_Task_: Reproduce every line of the material below without changing anything.

[Collected data entries]

__________

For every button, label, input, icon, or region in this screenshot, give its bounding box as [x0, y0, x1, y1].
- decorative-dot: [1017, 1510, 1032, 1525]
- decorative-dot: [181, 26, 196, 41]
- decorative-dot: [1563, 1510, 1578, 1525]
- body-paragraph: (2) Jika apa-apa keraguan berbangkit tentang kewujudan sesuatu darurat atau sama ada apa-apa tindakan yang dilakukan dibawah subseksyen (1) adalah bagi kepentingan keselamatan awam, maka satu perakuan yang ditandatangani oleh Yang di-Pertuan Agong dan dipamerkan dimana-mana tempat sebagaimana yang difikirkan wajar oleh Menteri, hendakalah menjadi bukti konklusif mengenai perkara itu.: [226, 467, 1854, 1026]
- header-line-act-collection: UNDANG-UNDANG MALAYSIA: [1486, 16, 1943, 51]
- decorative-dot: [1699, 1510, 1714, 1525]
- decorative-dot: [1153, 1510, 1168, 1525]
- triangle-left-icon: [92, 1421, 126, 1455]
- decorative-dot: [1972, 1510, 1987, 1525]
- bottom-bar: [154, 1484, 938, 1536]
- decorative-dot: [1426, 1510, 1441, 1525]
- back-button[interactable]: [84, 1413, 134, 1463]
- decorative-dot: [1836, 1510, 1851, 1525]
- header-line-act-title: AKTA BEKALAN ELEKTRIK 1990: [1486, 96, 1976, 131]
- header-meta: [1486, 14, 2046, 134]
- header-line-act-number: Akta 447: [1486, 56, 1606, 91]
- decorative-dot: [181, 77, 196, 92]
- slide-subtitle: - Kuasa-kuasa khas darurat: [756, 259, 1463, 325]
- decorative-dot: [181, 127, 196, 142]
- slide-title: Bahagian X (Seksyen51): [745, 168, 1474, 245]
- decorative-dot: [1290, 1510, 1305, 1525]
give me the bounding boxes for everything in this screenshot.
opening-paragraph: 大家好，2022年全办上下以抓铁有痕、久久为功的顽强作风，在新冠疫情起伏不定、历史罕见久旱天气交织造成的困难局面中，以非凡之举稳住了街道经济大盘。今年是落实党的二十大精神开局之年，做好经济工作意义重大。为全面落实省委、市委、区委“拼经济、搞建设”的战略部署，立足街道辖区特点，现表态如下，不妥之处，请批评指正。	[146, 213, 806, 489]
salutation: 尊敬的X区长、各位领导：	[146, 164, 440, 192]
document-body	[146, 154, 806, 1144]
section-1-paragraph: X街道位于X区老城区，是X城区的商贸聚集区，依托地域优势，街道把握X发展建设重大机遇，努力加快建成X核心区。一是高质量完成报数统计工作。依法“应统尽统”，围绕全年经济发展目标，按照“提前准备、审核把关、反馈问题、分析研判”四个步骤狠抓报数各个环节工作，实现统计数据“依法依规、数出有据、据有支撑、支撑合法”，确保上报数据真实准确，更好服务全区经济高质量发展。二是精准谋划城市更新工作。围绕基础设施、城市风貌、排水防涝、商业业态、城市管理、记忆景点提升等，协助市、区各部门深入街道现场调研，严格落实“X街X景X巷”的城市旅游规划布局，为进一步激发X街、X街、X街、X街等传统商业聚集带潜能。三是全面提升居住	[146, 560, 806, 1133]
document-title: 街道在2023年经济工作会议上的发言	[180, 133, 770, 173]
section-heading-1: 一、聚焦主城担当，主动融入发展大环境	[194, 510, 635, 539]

__________

_The output_:
For every button, label, input, icon, or region in this screenshot, give its bounding box as [x0, y0, x1, y1].
- decorative-dot: [1017, 1510, 1032, 1525]
- decorative-dot: [181, 26, 196, 41]
- decorative-dot: [1563, 1510, 1578, 1525]
- body-paragraph: (2) Jika apa-apa keraguan berbangkit tentang kewujudan sesuatu darurat atau sama ada apa-apa tindakan yang dilakukan dibawah subseksyen (1) adalah bagi kepentingan keselamatan awam, maka satu perakuan yang ditandatangani oleh Yang di-Pertuan Agong dan dipamerkan dimana-mana tempat sebagaimana yang difikirkan wajar oleh Menteri, hendakalah menjadi bukti konklusif mengenai perkara itu.: [226, 467, 1854, 1026]
- header-line-act-collection: UNDANG-UNDANG MALAYSIA: [1486, 16, 1943, 51]
- decorative-dot: [1699, 1510, 1714, 1525]
- decorative-dot: [1153, 1510, 1168, 1525]
- triangle-left-icon: [92, 1421, 126, 1455]
- decorative-dot: [1972, 1510, 1987, 1525]
- bottom-bar: [154, 1484, 938, 1536]
- decorative-dot: [1426, 1510, 1441, 1525]
- back-button[interactable]: [84, 1413, 134, 1463]
- decorative-dot: [1836, 1510, 1851, 1525]
- header-line-act-title: AKTA BEKALAN ELEKTRIK 1990: [1486, 96, 1976, 131]
- header-meta: [1486, 14, 2046, 134]
- header-line-act-number: Akta 447: [1486, 56, 1606, 91]
- decorative-dot: [181, 77, 196, 92]
- slide-subtitle: - Kuasa-kuasa khas darurat: [756, 259, 1463, 325]
- decorative-dot: [181, 127, 196, 142]
- slide-title: Bahagian X (Seksyen51): [745, 168, 1474, 245]
- decorative-dot: [1290, 1510, 1305, 1525]
give me the bounding boxes for everything in this screenshot.
opening-paragraph: 大家好，2022年全办上下以抓铁有痕、久久为功的顽强作风，在新冠疫情起伏不定、历史罕见久旱天气交织造成的困难局面中，以非凡之举稳住了街道经济大盘。今年是落实党的二十大精神开局之年，做好经济工作意义重大。为全面落实省委、市委、区委“拼经济、搞建设”的战略部署，立足街道辖区特点，现表态如下，不妥之处，请批评指正。	[146, 213, 806, 489]
salutation: 尊敬的X区长、各位领导：	[146, 164, 440, 192]
document-body	[146, 154, 806, 1144]
section-1-paragraph: X街道位于X区老城区，是X城区的商贸聚集区，依托地域优势，街道把握X发展建设重大机遇，努力加快建成X核心区。一是高质量完成报数统计工作。依法“应统尽统”，围绕全年经济发展目标，按照“提前准备、审核把关、反馈问题、分析研判”四个步骤狠抓报数各个环节工作，实现统计数据“依法依规、数出有据、据有支撑、支撑合法”，确保上报数据真实准确，更好服务全区经济高质量发展。二是精准谋划城市更新工作。围绕基础设施、城市风貌、排水防涝、商业业态、城市管理、记忆景点提升等，协助市、区各部门深入街道现场调研，严格落实“X街X景X巷”的城市旅游规划布局，为进一步激发X街、X街、X街、X街等传统商业聚集带潜能。三是全面提升居住	[146, 560, 806, 1133]
document-title: 街道在2023年经济工作会议上的发言	[180, 133, 770, 173]
section-heading-1: 一、聚焦主城担当，主动融入发展大环境	[194, 510, 635, 539]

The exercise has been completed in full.